### Supplied data
-=-=-

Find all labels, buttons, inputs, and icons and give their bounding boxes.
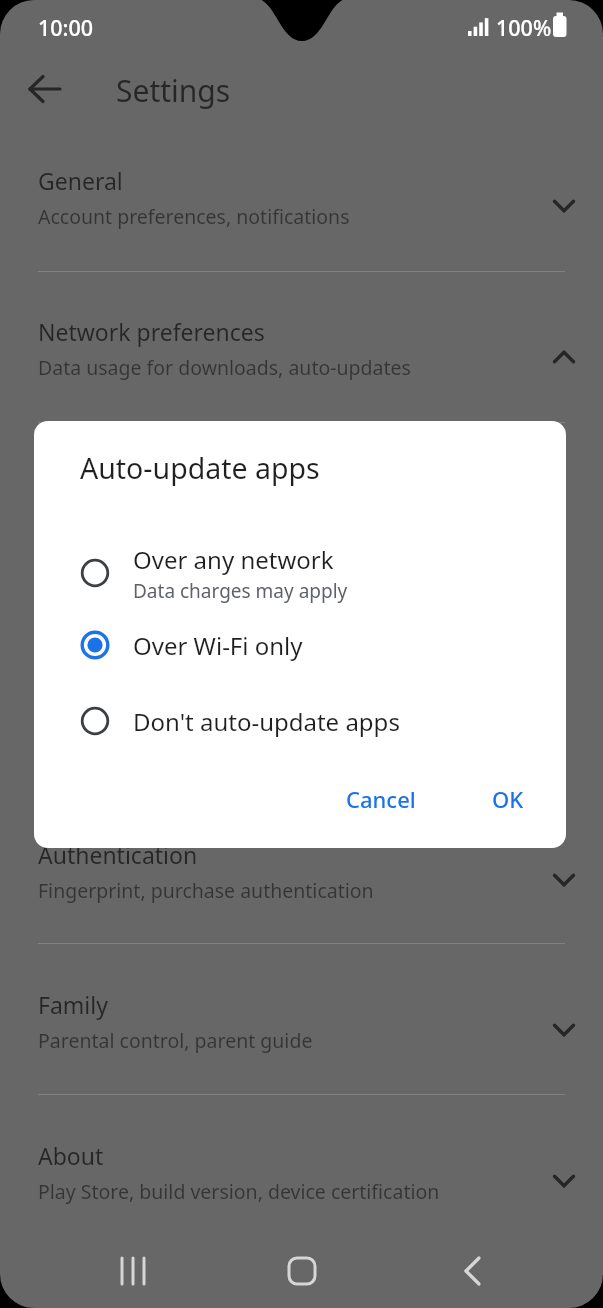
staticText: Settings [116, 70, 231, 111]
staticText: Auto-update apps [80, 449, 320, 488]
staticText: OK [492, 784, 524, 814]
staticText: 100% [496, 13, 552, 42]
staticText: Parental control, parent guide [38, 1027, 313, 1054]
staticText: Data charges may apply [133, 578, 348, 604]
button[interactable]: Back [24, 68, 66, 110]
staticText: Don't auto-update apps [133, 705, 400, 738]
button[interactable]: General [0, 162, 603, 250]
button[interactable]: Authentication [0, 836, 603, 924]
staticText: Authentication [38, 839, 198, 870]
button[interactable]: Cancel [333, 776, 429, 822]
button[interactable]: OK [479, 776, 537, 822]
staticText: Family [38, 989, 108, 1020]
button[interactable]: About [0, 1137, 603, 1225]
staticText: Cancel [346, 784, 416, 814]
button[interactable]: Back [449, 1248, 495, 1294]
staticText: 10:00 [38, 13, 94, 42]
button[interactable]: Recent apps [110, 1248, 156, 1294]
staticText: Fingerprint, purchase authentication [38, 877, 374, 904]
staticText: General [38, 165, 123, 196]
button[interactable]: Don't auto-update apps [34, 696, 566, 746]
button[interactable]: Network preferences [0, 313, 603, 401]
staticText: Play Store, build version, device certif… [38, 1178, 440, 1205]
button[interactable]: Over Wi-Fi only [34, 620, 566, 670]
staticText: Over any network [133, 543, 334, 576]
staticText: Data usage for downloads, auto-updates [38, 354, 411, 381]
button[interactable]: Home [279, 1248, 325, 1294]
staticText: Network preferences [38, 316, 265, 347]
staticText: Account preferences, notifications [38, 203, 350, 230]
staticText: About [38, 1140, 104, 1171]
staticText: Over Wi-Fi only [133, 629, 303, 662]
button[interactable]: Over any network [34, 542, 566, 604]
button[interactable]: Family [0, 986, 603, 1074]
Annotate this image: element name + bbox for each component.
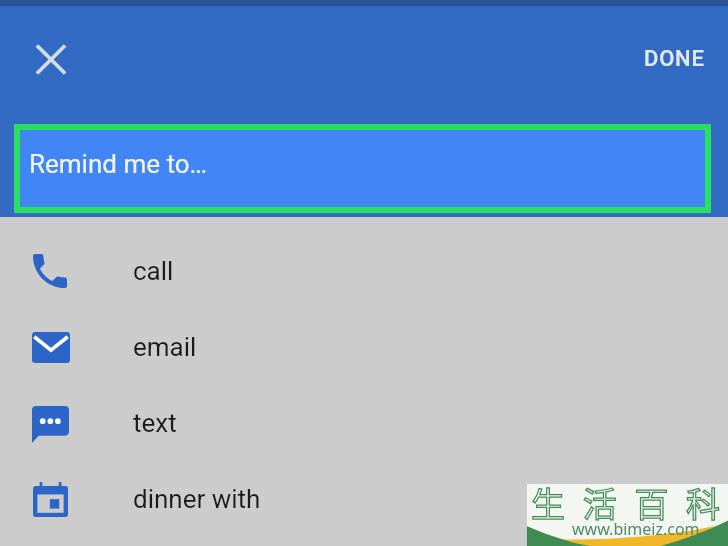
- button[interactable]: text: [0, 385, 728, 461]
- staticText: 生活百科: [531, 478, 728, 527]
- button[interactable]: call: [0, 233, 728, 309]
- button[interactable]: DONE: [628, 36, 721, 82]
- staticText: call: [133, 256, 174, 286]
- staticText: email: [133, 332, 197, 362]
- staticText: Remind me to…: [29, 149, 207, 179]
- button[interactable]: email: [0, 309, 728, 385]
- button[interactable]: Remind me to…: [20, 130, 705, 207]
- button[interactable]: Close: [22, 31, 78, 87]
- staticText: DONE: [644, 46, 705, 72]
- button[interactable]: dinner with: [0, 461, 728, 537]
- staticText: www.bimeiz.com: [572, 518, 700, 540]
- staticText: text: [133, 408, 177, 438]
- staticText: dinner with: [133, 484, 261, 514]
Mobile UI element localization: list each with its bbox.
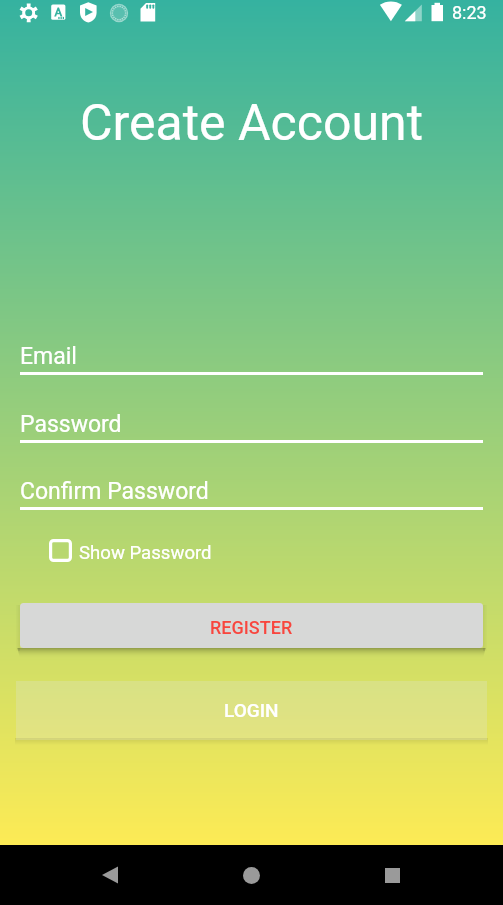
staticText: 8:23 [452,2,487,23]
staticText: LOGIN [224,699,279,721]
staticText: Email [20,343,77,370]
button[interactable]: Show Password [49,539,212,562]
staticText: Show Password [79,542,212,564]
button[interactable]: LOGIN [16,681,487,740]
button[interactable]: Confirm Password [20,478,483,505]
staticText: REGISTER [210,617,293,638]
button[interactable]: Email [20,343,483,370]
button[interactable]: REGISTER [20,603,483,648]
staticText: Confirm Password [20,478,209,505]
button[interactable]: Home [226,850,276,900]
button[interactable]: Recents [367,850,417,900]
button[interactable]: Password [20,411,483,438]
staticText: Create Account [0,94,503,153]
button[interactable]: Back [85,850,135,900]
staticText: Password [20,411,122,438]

-=-=-

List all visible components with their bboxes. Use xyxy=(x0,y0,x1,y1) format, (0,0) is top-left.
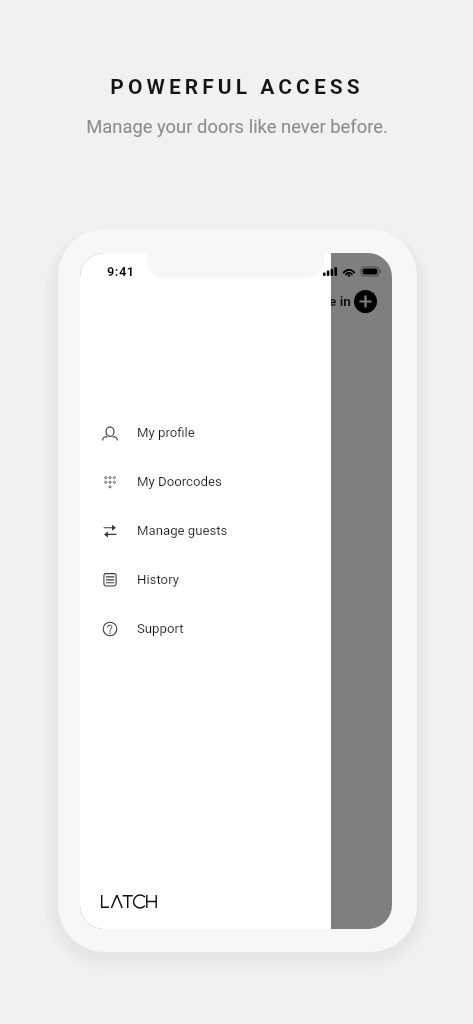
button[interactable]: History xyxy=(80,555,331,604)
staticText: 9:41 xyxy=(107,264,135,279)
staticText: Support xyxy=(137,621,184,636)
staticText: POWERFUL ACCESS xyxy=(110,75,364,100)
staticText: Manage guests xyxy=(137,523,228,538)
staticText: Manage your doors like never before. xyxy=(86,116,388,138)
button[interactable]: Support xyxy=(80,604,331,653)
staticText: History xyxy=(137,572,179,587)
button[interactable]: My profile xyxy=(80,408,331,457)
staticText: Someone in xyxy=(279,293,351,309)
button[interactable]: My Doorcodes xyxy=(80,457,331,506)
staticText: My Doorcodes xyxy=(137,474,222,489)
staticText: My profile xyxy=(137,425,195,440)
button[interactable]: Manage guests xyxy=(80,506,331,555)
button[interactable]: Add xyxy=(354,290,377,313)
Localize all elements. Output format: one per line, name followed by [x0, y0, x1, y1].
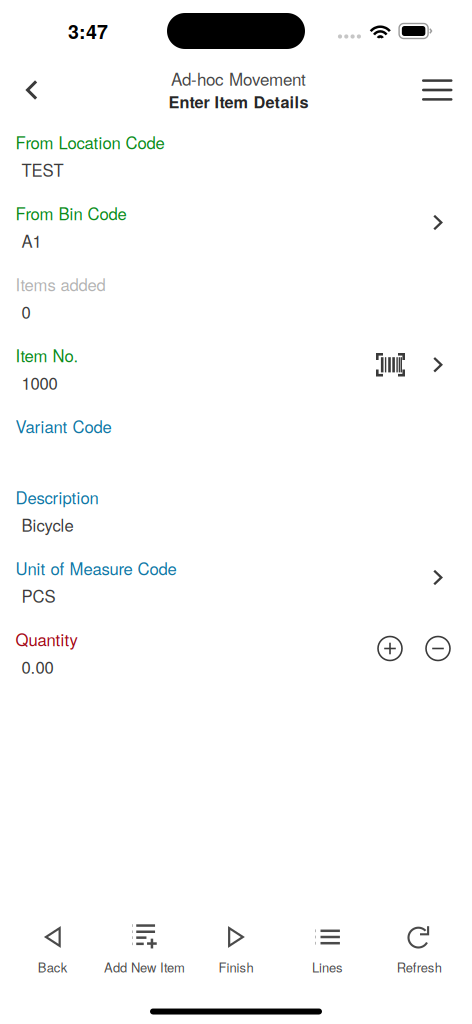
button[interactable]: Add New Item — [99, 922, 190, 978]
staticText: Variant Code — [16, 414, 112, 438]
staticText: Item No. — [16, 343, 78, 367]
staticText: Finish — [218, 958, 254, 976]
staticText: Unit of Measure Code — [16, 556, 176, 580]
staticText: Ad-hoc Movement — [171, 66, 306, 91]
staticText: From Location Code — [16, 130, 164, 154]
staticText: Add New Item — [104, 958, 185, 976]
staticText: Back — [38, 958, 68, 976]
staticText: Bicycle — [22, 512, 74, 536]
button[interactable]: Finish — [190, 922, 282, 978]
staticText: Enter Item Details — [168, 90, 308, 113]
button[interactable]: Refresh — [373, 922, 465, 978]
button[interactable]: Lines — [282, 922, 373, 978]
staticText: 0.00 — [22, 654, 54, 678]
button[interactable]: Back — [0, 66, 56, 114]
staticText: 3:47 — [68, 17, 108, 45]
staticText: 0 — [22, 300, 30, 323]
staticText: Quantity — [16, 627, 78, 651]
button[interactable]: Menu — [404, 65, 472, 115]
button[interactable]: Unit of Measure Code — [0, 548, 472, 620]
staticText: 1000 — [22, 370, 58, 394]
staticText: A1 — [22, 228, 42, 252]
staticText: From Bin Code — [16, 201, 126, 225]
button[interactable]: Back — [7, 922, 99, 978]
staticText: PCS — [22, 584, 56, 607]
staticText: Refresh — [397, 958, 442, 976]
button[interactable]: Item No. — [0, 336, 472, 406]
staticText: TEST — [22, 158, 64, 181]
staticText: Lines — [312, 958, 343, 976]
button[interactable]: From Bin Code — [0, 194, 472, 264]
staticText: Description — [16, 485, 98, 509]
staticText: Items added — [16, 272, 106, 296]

-=-=-

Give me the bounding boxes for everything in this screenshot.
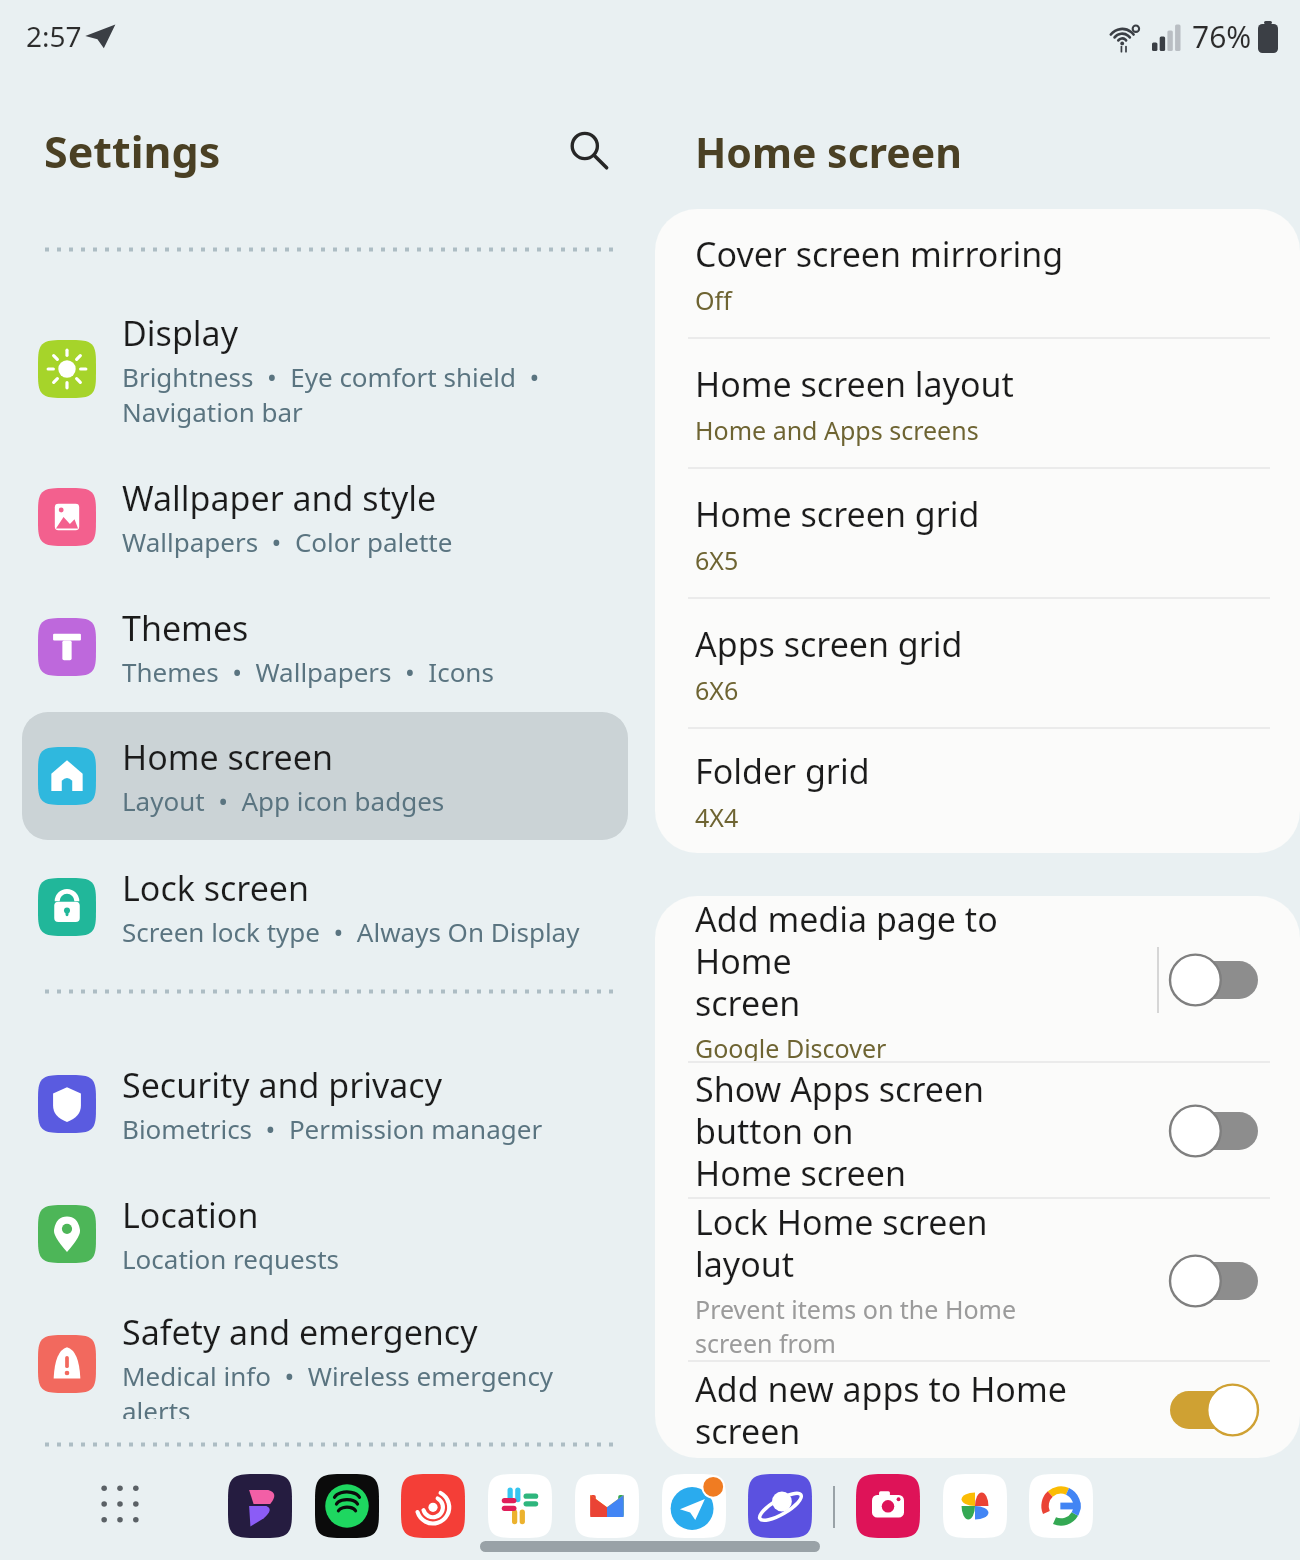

-=-=-

### Problem
Please present the stretch above from the line containing "Find all labels, buttons, inputs, and" through the line containing "staticText: Cancel [346, 784, 416, 814]" as a Markdown table with columns Index and Text, numbering each line and skipping blank lines. Leave the pictures out of the answer.

### Correct result
| Index | Text |
|---|---|
| 1 | Find all labels, buttons, inputs, and icons and give their bounding boxes. |
| 2 | staticText: Settings [116, 70, 231, 111] |
| 3 | staticText: Auto-update apps [80, 449, 320, 488] |
| 4 | staticText: OK [492, 784, 524, 814] |
| 5 | staticText: 100% [496, 13, 552, 42] |
| 6 | staticText: Parental control, parent guide [38, 1027, 313, 1054] |
| 7 | staticText: Data charges may apply [133, 578, 348, 604] |
| 8 | button[interactable]: Back [24, 68, 66, 110] |
| 9 | staticText: Don't auto-update apps [133, 705, 400, 738] |
| 10 | button[interactable]: General [0, 162, 603, 250] |
| 11 | button[interactable]: Authentication [0, 836, 603, 924] |
| 12 | staticText: Authentication [38, 839, 198, 870] |
| 13 | button[interactable]: Cancel [333, 776, 429, 822] |
| 14 | button[interactable]: OK [479, 776, 537, 822] |
| 15 | staticText: Family [38, 989, 108, 1020] |
| 16 | button[interactable]: About [0, 1137, 603, 1225] |
| 17 | staticText: Cancel [346, 784, 416, 814] |